> Problem
List every person in the Brexit commentary below whose title or role the text states, together with that title or role.

> Source text
= = = = = = =

If you believe the relentless cheerleading of the Murdoch press, Britain is in the final stages of a heroic drama that will finally see this island nation declare economic independence and stride boldly onto the global stage, its precious sovereignty regained. Freed from the fetters of the European Union, Britons will once again become shopkeepers to the world, negotiating on advantageous terms with trade partners from Tokyo to Toronto. Meanwhile, every day brings new developments in Prime Minister Boris Johnson’s Brexit brinkmanship: a disastrous dinner with European Commission President Ursula von der Leyen, stern warnings from chief EU negotiator Michel Barnier, brave posturing from Johnson over an “Australian-style deal”—which means crashing out without a deal.
All very entertaining, but about as relevant as Trump’s musings on Covid-19 treatments. On December 31 (between when this issue goes to press and when it lands in your mailbox), Britain and the EU will either agree on terms for some kind of post-Brexit trade pact—or not. While reporters can hardly be blamed for ramping up the drama, the markets have long ago concluded—and priced in—the inevitability of a deal. The final hang-ups are fishing quotas in British waters (always a favorite for TV stand-ups) and the “level playing field” rules that bar EU countries from favoring or subsidizing domestic producers. For a government determined (as the Tories claimed to be in their last election manifesto) to resurrect domestic manufacturing and, with it, the country’s long-abandoned industrial north, “state aid” was the whole ballgame. But the only person in Johnson’s government really committed to that populist economic strategy was Dominic Cummings, the prime minister’s controversial adviser, whose flouting of lockdown rules in the spring rendered him politically toxic, and who was finally forced out in November.
Unlike his boss, Cummings was an unconvincing liar. As for Boris, he’s remained committed throughout to his core belief: that when it comes to cake, he’s pro–having it and pro–eating it. On Brexit, that probably means a last-minute bodge designed purely to save face (and to serve the interests of British bankers and German automakers). On Covid, it has meant yet another fatal failure to take the action needed to control the pandemic. With the UK’s R number (the rate of transmission) now above 1 and London already running out of ICU beds, and a new, more contagious strain spreading in the southeast, Johnson finally put the capital back into lockdown, just in time for Christmas. Which sadly still makes a third national lockdown early in the new year—just as Brexit disrupts British ports and food supply chains—almost inevitable.

= = = = = = =

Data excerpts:
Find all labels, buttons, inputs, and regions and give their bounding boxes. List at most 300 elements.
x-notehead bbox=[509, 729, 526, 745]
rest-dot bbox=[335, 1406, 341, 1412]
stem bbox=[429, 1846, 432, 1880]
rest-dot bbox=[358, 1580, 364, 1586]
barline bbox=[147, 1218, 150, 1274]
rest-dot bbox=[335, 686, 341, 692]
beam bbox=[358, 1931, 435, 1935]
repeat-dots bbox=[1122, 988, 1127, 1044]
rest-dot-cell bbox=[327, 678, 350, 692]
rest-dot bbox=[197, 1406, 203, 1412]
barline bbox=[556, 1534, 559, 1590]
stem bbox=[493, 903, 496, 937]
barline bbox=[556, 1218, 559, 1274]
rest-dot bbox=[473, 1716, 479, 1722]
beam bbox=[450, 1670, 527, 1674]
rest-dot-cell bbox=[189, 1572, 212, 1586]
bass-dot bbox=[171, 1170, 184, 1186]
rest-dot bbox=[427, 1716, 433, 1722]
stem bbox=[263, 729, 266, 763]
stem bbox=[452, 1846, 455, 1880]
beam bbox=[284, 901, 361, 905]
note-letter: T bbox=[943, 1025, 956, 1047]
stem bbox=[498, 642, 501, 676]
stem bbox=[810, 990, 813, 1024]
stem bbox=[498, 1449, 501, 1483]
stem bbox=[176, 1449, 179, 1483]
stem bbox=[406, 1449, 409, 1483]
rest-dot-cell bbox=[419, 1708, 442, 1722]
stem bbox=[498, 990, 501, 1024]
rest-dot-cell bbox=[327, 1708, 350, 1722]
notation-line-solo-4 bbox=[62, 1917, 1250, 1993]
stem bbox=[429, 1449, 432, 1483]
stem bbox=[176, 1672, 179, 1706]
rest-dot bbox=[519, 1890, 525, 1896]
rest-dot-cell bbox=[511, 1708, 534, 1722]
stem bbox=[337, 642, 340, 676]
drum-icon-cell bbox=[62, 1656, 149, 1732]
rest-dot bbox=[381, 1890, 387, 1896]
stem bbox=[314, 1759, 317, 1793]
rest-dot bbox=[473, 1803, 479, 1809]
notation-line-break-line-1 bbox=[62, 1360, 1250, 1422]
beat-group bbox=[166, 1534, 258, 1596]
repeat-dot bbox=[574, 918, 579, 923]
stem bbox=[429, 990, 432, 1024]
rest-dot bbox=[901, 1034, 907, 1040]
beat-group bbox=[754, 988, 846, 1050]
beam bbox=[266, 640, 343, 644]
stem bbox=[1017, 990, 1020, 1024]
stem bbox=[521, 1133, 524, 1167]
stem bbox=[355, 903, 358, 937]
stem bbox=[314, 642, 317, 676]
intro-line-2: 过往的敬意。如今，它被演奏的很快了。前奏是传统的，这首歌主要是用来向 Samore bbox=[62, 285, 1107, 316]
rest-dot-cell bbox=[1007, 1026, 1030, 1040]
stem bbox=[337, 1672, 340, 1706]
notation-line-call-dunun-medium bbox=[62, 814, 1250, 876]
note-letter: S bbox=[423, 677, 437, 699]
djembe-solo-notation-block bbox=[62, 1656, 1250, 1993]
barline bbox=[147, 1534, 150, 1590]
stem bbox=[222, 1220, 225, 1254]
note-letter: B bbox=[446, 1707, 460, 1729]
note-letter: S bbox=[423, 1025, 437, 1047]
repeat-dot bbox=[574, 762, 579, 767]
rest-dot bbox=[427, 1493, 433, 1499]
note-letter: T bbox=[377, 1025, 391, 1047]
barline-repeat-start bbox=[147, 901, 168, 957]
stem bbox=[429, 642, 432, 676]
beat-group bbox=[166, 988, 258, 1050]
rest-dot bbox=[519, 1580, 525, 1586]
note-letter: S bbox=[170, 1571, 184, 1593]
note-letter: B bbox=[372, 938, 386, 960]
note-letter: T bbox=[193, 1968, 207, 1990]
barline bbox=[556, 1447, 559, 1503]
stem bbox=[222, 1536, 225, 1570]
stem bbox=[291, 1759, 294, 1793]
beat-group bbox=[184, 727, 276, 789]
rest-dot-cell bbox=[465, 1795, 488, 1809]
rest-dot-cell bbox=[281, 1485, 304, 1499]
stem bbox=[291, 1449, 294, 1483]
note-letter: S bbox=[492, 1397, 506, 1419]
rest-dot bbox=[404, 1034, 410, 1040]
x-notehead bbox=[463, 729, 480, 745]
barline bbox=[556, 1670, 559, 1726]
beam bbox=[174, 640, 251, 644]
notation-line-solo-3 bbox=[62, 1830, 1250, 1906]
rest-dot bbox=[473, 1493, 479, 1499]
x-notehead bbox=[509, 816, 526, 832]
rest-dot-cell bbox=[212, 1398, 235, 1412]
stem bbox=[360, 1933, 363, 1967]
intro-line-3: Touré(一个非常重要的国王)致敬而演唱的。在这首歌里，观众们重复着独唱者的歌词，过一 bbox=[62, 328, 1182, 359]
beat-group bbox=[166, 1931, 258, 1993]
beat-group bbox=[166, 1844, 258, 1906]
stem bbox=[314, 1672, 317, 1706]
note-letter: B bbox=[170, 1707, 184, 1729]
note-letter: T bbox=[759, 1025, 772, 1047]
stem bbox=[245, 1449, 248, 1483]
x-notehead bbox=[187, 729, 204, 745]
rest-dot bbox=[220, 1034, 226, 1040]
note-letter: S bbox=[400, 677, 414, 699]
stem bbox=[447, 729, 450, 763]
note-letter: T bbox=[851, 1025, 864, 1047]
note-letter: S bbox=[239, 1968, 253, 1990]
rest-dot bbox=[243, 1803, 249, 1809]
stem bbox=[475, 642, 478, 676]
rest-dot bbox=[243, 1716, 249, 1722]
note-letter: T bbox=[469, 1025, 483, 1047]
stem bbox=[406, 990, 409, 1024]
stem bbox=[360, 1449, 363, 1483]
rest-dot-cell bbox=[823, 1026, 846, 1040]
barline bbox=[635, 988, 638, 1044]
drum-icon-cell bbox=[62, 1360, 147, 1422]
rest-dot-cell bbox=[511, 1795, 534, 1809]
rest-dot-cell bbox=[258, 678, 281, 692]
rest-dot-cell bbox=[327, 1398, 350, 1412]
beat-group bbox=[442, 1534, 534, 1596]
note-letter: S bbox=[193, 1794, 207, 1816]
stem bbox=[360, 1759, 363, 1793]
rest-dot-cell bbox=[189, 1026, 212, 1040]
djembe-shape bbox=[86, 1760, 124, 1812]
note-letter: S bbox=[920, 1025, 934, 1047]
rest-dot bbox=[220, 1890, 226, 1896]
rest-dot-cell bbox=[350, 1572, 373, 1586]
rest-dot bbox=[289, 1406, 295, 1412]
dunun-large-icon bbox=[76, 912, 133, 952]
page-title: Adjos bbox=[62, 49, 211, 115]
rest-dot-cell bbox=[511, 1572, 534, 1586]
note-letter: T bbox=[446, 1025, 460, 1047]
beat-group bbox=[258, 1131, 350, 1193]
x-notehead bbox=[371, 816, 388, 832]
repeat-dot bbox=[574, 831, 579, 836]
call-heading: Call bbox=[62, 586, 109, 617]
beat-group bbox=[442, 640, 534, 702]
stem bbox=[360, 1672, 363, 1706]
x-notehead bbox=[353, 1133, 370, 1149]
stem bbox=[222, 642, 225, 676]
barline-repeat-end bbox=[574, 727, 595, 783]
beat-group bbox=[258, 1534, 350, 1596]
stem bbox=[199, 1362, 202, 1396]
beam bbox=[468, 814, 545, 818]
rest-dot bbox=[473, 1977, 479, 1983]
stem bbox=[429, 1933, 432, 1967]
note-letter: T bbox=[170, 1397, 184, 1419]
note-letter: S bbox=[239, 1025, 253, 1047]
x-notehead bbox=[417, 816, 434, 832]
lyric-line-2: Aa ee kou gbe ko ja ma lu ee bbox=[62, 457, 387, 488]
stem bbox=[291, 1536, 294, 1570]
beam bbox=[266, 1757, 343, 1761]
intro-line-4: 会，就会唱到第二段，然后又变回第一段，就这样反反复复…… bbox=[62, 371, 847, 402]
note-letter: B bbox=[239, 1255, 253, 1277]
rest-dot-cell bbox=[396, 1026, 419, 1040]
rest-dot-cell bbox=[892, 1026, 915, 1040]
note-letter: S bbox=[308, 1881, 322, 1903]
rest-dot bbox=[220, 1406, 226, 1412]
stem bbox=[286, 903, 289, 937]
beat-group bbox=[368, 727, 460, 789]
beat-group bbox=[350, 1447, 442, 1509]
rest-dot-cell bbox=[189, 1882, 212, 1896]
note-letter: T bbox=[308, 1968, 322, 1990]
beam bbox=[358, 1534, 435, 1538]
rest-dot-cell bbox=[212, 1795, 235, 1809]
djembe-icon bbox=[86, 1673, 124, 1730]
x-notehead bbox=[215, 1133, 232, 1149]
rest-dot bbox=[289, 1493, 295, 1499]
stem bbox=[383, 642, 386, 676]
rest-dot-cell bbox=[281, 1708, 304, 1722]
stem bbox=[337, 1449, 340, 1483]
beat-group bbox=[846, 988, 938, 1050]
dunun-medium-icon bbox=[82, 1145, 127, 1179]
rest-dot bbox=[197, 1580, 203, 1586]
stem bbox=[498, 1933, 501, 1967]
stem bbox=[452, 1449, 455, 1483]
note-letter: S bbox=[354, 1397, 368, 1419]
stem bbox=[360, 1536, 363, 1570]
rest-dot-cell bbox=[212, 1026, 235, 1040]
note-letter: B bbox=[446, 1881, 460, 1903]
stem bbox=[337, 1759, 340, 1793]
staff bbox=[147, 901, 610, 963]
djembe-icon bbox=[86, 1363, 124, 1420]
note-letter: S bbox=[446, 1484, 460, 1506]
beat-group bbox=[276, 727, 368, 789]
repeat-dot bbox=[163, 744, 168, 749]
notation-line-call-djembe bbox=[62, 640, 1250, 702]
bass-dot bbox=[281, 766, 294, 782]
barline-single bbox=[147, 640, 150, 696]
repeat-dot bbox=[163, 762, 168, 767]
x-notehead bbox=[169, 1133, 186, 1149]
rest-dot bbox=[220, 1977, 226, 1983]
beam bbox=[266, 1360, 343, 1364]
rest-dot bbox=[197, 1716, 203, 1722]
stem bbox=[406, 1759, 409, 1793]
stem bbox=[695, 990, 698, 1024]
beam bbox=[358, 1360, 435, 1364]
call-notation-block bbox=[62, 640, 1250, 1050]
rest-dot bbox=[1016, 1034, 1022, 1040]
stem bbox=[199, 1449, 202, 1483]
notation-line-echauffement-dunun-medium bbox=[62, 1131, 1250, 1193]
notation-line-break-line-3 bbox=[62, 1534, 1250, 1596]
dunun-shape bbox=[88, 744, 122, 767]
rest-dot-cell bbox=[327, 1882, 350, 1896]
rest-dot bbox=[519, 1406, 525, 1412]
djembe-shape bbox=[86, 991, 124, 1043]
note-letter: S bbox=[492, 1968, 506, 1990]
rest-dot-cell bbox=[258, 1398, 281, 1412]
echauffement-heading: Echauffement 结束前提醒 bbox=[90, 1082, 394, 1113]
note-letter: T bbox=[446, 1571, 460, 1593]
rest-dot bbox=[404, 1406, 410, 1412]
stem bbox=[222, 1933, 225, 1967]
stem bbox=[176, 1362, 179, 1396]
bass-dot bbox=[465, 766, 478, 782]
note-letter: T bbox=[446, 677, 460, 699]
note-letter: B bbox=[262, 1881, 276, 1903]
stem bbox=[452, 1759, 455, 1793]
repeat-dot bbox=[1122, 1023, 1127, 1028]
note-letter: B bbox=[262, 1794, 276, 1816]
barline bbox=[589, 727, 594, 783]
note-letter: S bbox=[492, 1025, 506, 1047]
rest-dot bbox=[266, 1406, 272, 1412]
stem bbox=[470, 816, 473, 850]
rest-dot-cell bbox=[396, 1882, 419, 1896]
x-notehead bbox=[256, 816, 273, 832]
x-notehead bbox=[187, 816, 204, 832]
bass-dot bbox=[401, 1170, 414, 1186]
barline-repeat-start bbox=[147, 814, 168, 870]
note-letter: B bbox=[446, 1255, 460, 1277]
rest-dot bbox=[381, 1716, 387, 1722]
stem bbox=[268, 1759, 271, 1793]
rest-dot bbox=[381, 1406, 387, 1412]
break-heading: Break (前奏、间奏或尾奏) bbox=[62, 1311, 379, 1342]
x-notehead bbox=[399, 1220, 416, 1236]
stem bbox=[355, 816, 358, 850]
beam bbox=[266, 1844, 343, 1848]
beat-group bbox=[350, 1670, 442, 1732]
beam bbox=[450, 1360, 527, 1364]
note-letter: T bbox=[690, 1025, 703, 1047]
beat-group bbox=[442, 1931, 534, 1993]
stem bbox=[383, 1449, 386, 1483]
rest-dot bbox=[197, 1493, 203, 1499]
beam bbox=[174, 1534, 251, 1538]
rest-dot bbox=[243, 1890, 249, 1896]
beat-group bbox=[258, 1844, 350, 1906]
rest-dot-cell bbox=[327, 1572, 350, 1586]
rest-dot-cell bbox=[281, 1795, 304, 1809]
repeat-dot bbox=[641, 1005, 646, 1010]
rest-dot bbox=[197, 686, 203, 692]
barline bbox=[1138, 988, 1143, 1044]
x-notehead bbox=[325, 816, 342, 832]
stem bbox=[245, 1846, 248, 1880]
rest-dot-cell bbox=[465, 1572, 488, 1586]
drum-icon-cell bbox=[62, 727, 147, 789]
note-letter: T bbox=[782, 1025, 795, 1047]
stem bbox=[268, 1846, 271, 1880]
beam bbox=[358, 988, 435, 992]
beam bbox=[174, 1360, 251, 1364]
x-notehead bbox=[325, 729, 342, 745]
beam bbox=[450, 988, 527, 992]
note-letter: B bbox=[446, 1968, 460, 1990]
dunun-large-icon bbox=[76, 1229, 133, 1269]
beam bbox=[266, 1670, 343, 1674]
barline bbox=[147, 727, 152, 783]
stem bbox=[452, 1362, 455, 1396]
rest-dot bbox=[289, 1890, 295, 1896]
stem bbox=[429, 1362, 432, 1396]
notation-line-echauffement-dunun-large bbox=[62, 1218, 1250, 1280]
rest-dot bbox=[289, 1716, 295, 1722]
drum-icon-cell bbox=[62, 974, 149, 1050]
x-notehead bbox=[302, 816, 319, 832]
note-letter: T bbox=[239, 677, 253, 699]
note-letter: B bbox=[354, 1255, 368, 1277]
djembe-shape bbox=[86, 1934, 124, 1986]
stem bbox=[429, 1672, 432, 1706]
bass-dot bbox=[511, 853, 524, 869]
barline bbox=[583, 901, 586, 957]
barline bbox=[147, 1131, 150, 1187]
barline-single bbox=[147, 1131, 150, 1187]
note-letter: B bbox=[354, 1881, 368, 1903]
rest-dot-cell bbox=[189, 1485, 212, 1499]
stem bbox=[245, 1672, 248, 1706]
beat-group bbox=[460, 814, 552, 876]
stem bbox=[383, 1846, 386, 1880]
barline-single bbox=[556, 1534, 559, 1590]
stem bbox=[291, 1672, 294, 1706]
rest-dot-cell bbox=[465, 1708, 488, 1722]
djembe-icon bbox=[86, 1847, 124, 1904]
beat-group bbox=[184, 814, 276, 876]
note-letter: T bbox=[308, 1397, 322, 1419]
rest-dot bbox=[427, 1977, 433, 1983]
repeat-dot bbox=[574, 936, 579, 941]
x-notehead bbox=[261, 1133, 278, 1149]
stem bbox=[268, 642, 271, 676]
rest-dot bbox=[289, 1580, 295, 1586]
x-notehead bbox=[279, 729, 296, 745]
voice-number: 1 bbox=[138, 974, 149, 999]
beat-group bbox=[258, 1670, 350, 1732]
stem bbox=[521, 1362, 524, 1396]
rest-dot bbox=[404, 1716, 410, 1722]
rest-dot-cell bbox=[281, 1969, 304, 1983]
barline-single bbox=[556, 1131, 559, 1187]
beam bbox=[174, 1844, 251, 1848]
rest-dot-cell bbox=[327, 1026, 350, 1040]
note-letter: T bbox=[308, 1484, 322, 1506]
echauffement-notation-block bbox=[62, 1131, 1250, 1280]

= = = = = = =

> Written solution
- Boris Johnson: Prime Minister
- Ursula von der Leyen: European Commission President
- Michel Barnier: chief EU negotiator
- Dominic Cummings: the prime minister's adviser